Given request: Extract the text of every entry below exactly; leave images out.

---------- Supplied data ----------

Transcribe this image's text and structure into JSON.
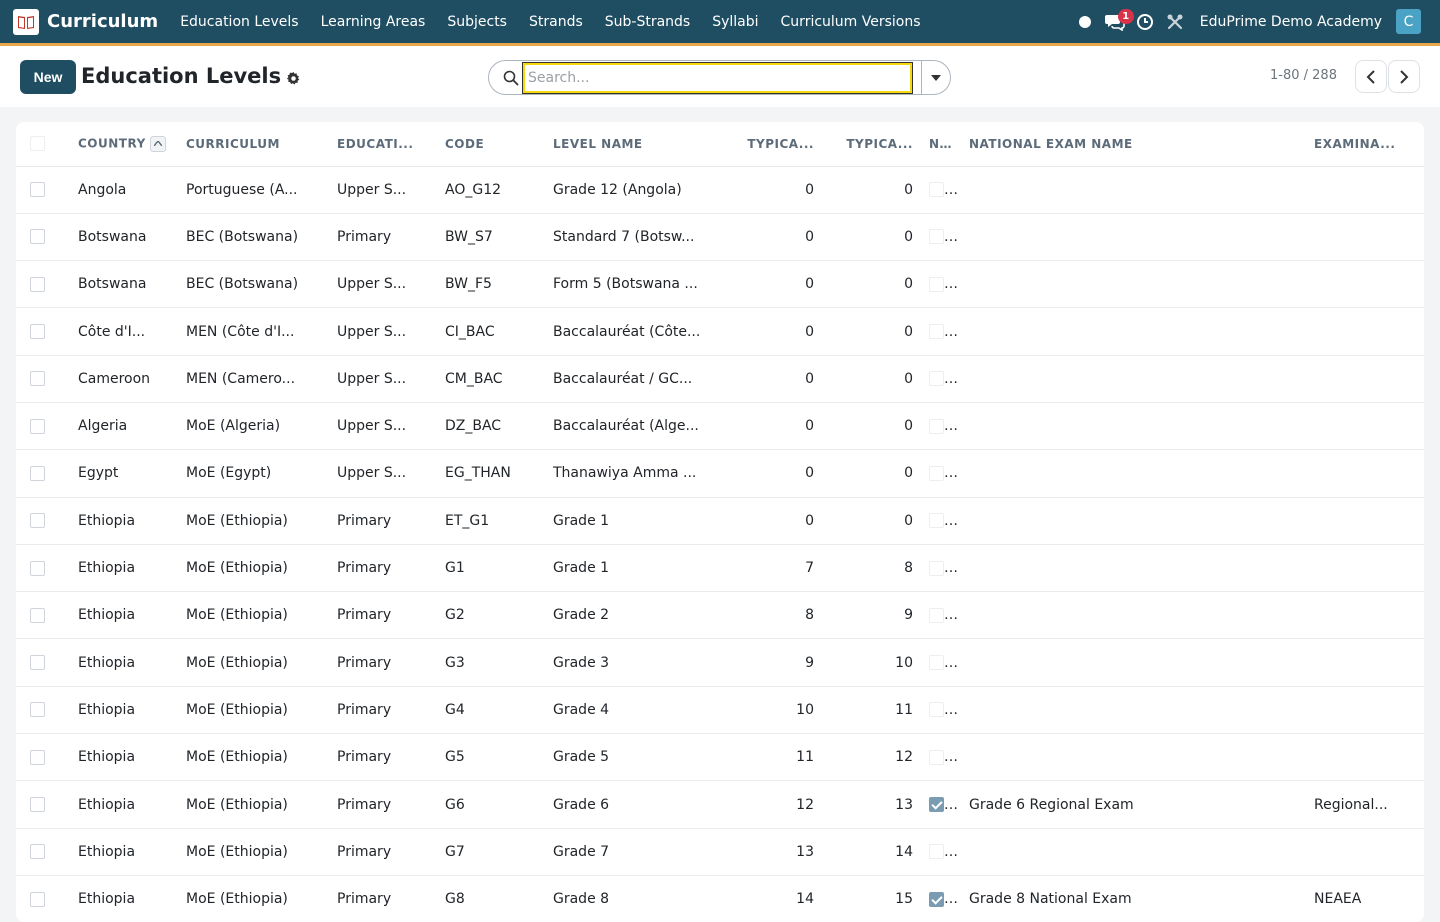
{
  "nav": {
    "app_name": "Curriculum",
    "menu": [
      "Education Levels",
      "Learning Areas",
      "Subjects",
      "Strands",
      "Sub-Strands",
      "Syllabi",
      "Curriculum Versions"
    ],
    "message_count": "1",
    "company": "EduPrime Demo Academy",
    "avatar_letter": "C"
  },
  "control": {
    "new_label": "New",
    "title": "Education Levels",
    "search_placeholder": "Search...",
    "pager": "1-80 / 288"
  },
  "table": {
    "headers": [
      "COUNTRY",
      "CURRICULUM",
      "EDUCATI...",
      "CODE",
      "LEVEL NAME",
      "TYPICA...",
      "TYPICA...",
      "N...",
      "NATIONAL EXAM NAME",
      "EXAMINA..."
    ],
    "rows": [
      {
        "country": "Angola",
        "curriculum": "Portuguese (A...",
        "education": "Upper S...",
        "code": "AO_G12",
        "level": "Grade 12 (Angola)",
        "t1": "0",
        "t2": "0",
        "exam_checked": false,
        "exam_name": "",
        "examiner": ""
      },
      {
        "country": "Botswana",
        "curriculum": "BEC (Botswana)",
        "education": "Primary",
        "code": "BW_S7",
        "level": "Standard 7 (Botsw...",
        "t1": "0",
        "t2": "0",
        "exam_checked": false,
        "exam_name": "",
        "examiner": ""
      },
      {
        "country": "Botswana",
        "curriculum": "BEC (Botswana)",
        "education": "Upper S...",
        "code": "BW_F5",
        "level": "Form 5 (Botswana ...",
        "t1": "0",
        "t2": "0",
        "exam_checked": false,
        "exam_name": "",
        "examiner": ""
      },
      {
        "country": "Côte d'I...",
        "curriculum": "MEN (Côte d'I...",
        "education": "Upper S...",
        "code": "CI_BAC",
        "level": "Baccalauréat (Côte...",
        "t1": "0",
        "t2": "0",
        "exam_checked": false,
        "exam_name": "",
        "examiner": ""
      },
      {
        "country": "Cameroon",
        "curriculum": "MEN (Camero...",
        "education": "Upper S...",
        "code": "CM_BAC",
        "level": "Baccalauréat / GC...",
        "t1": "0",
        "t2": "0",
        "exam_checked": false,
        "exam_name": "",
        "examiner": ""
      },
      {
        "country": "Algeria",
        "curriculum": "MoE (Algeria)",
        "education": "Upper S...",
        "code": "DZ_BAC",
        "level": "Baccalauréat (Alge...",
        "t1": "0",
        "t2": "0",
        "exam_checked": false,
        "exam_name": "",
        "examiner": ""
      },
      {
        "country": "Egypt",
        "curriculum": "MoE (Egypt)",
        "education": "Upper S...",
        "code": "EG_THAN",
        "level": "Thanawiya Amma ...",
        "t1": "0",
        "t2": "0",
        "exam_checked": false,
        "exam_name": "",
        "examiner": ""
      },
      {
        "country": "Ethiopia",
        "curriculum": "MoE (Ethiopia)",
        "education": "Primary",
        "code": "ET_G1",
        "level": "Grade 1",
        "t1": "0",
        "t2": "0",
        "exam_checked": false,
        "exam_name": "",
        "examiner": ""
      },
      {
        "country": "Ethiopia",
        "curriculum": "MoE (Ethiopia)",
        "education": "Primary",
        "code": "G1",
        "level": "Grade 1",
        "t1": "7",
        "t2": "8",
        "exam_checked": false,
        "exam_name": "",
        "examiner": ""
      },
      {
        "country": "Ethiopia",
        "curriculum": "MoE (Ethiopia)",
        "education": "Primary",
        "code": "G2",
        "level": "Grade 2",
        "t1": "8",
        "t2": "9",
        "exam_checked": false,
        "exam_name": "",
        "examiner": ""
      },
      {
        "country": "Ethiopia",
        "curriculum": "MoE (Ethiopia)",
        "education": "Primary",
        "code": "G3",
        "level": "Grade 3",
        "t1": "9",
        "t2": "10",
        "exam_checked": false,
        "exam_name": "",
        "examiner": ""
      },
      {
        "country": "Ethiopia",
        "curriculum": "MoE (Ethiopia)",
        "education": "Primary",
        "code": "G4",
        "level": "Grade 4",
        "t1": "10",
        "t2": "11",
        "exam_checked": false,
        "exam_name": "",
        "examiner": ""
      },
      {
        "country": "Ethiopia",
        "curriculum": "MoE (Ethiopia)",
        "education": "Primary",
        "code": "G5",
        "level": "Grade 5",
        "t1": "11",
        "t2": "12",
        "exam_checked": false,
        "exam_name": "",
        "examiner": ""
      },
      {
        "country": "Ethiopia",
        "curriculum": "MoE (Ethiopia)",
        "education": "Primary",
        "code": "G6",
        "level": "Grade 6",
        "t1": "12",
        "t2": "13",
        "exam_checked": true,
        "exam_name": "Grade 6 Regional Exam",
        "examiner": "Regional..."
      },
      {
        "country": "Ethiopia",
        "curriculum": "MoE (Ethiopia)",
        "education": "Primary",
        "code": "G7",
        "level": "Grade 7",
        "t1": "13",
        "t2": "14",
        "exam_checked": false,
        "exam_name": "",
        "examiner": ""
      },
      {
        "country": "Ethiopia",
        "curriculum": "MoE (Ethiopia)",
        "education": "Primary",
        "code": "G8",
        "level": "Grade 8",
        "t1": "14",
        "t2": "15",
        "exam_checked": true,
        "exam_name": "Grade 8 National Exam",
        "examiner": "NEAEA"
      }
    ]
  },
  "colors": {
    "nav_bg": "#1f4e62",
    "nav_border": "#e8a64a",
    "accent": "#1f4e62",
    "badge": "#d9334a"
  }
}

----------

Answer for the task:
Transcribe this image's text and structure into JSON.
{
  "nav": {
    "app_name": "Curriculum",
    "menu": [
      "Education Levels",
      "Learning Areas",
      "Subjects",
      "Strands",
      "Sub-Strands",
      "Syllabi",
      "Curriculum Versions"
    ],
    "message_count": "1",
    "company": "EduPrime Demo Academy",
    "avatar_letter": "C"
  },
  "control": {
    "new_label": "New",
    "title": "Education Levels",
    "search_placeholder": "Search...",
    "pager": "1-80 / 288"
  },
  "table": {
    "headers": [
      "COUNTRY",
      "CURRICULUM",
      "EDUCATI...",
      "CODE",
      "LEVEL NAME",
      "TYPICA...",
      "TYPICA...",
      "N...",
      "NATIONAL EXAM NAME",
      "EXAMINA..."
    ],
    "rows": [
      {
        "country": "Angola",
        "curriculum": "Portuguese (A...",
        "education": "Upper S...",
        "code": "AO_G12",
        "level": "Grade 12 (Angola)",
        "t1": "0",
        "t2": "0",
        "exam_checked": false,
        "exam_name": "",
        "examiner": ""
      },
      {
        "country": "Botswana",
        "curriculum": "BEC (Botswana)",
        "education": "Primary",
        "code": "BW_S7",
        "level": "Standard 7 (Botsw...",
        "t1": "0",
        "t2": "0",
        "exam_checked": false,
        "exam_name": "",
        "examiner": ""
      },
      {
        "country": "Botswana",
        "curriculum": "BEC (Botswana)",
        "education": "Upper S...",
        "code": "BW_F5",
        "level": "Form 5 (Botswana ...",
        "t1": "0",
        "t2": "0",
        "exam_checked": false,
        "exam_name": "",
        "examiner": ""
      },
      {
        "country": "Côte d'I...",
        "curriculum": "MEN (Côte d'I...",
        "education": "Upper S...",
        "code": "CI_BAC",
        "level": "Baccalauréat (Côte...",
        "t1": "0",
        "t2": "0",
        "exam_checked": false,
        "exam_name": "",
        "examiner": ""
      },
      {
        "country": "Cameroon",
        "curriculum": "MEN (Camero...",
        "education": "Upper S...",
        "code": "CM_BAC",
        "level": "Baccalauréat / GC...",
        "t1": "0",
        "t2": "0",
        "exam_checked": false,
        "exam_name": "",
        "examiner": ""
      },
      {
        "country": "Algeria",
        "curriculum": "MoE (Algeria)",
        "education": "Upper S...",
        "code": "DZ_BAC",
        "level": "Baccalauréat (Alge...",
        "t1": "0",
        "t2": "0",
        "exam_checked": false,
        "exam_name": "",
        "examiner": ""
      },
      {
        "country": "Egypt",
        "curriculum": "MoE (Egypt)",
        "education": "Upper S...",
        "code": "EG_THAN",
        "level": "Thanawiya Amma ...",
        "t1": "0",
        "t2": "0",
        "exam_checked": false,
        "exam_name": "",
        "examiner": ""
      },
      {
        "country": "Ethiopia",
        "curriculum": "MoE (Ethiopia)",
        "education": "Primary",
        "code": "ET_G1",
        "level": "Grade 1",
        "t1": "0",
        "t2": "0",
        "exam_checked": false,
        "exam_name": "",
        "examiner": ""
      },
      {
        "country": "Ethiopia",
        "curriculum": "MoE (Ethiopia)",
        "education": "Primary",
        "code": "G1",
        "level": "Grade 1",
        "t1": "7",
        "t2": "8",
        "exam_checked": false,
        "exam_name": "",
        "examiner": ""
      },
      {
        "country": "Ethiopia",
        "curriculum": "MoE (Ethiopia)",
        "education": "Primary",
        "code": "G2",
        "level": "Grade 2",
        "t1": "8",
        "t2": "9",
        "exam_checked": false,
        "exam_name": "",
        "examiner": ""
      },
      {
        "country": "Ethiopia",
        "curriculum": "MoE (Ethiopia)",
        "education": "Primary",
        "code": "G3",
        "level": "Grade 3",
        "t1": "9",
        "t2": "10",
        "exam_checked": false,
        "exam_name": "",
        "examiner": ""
      },
      {
        "country": "Ethiopia",
        "curriculum": "MoE (Ethiopia)",
        "education": "Primary",
        "code": "G4",
        "level": "Grade 4",
        "t1": "10",
        "t2": "11",
        "exam_checked": false,
        "exam_name": "",
        "examiner": ""
      },
      {
        "country": "Ethiopia",
        "curriculum": "MoE (Ethiopia)",
        "education": "Primary",
        "code": "G5",
        "level": "Grade 5",
        "t1": "11",
        "t2": "12",
        "exam_checked": false,
        "exam_name": "",
        "examiner": ""
      },
      {
        "country": "Ethiopia",
        "curriculum": "MoE (Ethiopia)",
        "education": "Primary",
        "code": "G6",
        "level": "Grade 6",
        "t1": "12",
        "t2": "13",
        "exam_checked": true,
        "exam_name": "Grade 6 Regional Exam",
        "examiner": "Regional..."
      },
      {
        "country": "Ethiopia",
        "curriculum": "MoE (Ethiopia)",
        "education": "Primary",
        "code": "G7",
        "level": "Grade 7",
        "t1": "13",
        "t2": "14",
        "exam_checked": false,
        "exam_name": "",
        "examiner": ""
      },
      {
        "country": "Ethiopia",
        "curriculum": "MoE (Ethiopia)",
        "education": "Primary",
        "code": "G8",
        "level": "Grade 8",
        "t1": "14",
        "t2": "15",
        "exam_checked": true,
        "exam_name": "Grade 8 National Exam",
        "examiner": "NEAEA"
      }
    ]
  },
  "colors": {
    "nav_bg": "#1f4e62",
    "nav_border": "#e8a64a",
    "accent": "#1f4e62",
    "badge": "#d9334a"
  }
}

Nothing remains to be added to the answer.